# Your goal
Lines that include the word "color" are the ones to copy.

## begin Entries shown

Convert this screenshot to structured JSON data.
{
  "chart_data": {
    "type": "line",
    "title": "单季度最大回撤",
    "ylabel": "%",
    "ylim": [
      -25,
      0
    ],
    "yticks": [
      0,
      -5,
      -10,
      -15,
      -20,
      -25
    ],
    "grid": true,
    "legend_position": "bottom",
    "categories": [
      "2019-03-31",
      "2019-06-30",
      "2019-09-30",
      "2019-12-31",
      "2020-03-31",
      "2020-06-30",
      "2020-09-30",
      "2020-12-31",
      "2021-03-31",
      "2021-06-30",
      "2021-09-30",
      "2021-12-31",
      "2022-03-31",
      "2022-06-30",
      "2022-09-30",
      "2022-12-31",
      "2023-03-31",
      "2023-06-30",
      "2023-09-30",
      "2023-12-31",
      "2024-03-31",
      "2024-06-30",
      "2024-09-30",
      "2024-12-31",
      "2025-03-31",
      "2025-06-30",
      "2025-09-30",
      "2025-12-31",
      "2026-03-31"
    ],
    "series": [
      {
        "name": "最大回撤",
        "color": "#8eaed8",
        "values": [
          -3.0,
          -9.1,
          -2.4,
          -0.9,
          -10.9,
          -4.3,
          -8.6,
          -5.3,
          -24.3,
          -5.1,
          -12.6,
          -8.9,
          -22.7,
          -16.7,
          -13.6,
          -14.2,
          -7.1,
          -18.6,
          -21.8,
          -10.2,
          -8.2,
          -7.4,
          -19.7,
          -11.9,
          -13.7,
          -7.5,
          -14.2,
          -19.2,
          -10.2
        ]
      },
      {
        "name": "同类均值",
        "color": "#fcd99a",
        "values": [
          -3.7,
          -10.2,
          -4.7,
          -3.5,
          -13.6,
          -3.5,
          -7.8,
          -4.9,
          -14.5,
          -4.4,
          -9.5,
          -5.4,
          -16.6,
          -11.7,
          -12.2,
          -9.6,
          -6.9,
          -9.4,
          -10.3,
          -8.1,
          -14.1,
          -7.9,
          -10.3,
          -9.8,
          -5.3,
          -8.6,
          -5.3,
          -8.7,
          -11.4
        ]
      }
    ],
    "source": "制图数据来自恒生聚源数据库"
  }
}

## end Entries shown
## begin Entries shown

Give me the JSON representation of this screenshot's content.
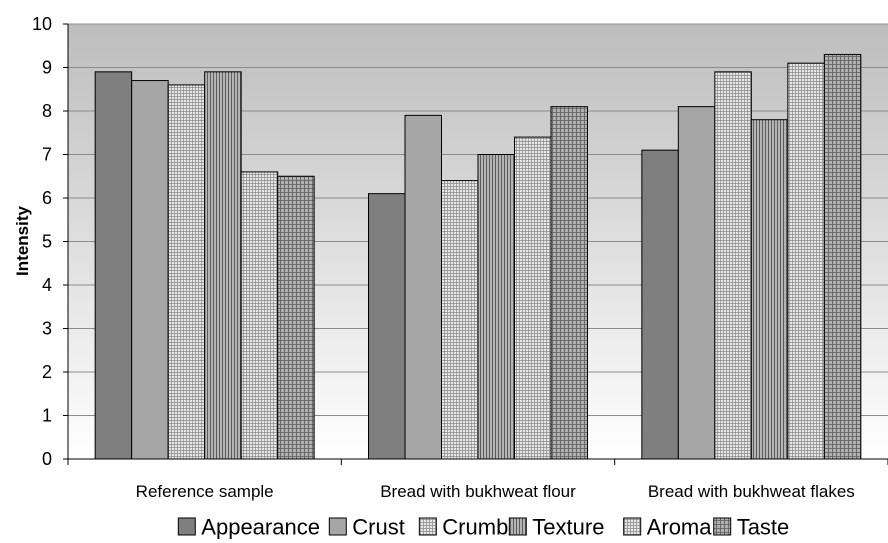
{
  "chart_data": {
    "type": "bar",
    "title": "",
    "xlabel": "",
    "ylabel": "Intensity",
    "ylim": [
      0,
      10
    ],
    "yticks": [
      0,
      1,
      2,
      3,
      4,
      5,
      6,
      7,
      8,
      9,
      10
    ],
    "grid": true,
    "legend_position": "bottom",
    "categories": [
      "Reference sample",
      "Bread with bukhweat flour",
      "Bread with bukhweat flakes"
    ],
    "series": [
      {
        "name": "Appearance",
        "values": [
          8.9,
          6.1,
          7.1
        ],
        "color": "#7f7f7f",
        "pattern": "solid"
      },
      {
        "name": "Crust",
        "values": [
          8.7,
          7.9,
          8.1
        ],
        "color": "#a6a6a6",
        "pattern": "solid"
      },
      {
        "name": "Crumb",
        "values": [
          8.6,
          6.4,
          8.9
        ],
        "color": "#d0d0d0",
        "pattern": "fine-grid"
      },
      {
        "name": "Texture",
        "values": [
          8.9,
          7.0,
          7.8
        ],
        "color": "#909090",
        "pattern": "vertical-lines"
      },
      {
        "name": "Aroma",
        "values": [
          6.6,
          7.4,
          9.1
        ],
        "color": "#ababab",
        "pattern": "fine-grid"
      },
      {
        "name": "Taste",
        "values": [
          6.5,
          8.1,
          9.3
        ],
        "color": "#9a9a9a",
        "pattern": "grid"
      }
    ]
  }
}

## end Entries shown

# Response to the exercise
        "color": "#8eaed8",
        "color": "#fcd99a",
        "color": "#7f7f7f",
        "color": "#a6a6a6",
        "color": "#d0d0d0",
        "color": "#909090",
        "color": "#ababab",
        "color": "#9a9a9a",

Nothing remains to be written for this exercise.